- _Task brief_
Copy every line from the records below that holds the word "также".

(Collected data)

--- START ---

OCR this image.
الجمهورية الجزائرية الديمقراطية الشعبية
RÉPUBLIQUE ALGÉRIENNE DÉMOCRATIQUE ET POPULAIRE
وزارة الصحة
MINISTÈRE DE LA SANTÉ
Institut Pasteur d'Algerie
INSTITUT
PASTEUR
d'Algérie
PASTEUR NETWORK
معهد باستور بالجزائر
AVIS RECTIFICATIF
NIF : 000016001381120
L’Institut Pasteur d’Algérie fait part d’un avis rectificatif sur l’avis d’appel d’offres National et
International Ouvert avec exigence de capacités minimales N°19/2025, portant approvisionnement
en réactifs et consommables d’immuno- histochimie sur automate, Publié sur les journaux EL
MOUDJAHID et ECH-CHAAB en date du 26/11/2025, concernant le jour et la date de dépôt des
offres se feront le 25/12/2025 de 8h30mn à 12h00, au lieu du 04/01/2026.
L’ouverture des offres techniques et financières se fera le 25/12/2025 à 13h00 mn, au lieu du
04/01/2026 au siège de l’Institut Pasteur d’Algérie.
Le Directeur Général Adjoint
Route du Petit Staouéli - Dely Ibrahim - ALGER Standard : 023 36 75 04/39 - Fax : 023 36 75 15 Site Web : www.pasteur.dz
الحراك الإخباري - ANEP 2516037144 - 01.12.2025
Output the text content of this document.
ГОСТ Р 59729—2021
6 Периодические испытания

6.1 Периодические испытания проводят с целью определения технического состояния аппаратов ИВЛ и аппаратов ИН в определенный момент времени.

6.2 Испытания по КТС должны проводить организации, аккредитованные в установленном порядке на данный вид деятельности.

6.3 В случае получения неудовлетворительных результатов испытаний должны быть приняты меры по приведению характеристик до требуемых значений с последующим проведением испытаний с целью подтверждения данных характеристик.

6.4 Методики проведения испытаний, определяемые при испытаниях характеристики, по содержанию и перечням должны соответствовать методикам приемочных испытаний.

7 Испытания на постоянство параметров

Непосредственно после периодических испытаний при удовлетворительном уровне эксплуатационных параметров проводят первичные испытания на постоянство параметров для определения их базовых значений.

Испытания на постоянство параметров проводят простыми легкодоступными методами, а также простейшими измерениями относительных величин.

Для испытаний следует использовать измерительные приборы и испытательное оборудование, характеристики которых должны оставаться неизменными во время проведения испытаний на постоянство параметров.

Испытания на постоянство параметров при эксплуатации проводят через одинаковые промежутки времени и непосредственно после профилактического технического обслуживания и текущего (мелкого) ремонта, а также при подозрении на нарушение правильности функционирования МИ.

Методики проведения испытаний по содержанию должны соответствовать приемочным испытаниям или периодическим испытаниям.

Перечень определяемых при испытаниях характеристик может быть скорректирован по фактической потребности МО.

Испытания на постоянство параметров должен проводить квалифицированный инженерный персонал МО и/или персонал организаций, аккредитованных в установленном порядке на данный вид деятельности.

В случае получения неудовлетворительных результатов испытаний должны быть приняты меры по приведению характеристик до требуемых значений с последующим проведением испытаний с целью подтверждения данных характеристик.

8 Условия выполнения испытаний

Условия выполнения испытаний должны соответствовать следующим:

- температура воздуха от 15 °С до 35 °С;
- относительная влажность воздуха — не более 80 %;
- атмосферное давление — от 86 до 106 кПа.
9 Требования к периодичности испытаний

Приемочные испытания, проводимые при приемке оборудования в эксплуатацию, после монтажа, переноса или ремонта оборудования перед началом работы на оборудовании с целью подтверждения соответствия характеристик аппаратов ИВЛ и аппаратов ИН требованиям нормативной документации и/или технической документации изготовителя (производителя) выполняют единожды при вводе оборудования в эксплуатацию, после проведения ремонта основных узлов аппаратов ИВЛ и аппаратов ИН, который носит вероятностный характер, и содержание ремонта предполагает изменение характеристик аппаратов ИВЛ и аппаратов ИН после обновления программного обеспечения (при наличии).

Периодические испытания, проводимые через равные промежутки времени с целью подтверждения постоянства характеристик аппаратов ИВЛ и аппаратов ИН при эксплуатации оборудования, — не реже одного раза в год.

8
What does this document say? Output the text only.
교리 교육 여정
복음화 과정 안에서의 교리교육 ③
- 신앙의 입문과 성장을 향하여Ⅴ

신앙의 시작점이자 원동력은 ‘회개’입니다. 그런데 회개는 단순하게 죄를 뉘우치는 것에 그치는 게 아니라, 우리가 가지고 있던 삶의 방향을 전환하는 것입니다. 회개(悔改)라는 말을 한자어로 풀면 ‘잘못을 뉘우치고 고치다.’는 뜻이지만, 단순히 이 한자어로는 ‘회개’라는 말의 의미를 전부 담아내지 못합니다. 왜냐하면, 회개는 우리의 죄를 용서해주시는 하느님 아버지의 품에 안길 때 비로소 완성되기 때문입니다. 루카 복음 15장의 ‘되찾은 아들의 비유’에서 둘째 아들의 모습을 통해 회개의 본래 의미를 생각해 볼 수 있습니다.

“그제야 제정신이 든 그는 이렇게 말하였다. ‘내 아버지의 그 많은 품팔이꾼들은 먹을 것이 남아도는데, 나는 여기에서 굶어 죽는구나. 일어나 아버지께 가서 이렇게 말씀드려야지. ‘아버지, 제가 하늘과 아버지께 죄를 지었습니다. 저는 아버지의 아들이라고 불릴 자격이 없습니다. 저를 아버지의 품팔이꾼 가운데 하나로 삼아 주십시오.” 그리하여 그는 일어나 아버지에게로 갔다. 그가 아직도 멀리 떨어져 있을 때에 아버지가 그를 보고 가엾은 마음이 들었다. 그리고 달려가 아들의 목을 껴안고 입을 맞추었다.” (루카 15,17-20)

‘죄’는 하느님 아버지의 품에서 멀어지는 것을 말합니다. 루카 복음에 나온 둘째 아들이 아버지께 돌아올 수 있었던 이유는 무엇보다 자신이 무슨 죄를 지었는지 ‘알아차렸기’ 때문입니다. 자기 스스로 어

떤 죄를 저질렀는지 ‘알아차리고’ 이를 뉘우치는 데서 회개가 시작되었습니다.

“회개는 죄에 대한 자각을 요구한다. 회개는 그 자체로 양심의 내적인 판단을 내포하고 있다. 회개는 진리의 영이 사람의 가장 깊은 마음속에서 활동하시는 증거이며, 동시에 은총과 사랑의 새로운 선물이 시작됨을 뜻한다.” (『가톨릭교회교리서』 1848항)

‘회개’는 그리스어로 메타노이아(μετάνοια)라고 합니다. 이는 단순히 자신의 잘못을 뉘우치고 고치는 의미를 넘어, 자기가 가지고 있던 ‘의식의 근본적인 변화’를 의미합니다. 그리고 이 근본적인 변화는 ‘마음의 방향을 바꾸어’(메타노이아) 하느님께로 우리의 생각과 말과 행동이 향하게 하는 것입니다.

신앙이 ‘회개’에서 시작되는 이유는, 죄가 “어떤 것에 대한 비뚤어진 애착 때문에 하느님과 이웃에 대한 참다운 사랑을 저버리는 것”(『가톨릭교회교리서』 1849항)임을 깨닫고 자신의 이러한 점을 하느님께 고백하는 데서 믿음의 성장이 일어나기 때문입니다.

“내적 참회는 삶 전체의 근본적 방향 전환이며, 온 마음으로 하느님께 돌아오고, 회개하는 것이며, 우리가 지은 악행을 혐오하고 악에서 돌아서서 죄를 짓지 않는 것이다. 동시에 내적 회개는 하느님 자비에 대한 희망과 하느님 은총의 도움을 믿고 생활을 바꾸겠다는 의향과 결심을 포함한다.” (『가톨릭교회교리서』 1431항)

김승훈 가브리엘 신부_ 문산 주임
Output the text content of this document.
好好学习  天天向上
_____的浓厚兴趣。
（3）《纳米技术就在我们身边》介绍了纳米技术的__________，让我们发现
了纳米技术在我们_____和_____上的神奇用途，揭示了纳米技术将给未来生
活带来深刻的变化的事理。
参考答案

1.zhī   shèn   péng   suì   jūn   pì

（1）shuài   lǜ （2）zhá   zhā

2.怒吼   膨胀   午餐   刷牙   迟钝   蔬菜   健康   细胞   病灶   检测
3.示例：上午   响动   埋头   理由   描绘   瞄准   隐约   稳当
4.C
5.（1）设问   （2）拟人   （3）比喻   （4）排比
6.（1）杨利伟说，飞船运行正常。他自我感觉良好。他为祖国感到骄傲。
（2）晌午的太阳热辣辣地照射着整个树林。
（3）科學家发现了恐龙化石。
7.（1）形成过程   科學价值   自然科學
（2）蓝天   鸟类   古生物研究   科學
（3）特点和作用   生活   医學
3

--- END ---

- _The reply_
Испытания на постоянство параметров проводят простыми легкодоступными методами, а также простейшими измерениями относительных величин.
Испытания на постоянство параметров при эксплуатации проводят через одинаковые промежутки времени и непосредственно после профилактического технического обслуживания и текущего (мелкого) ремонта, а также при подозрении на нарушение правильности функционирования МИ.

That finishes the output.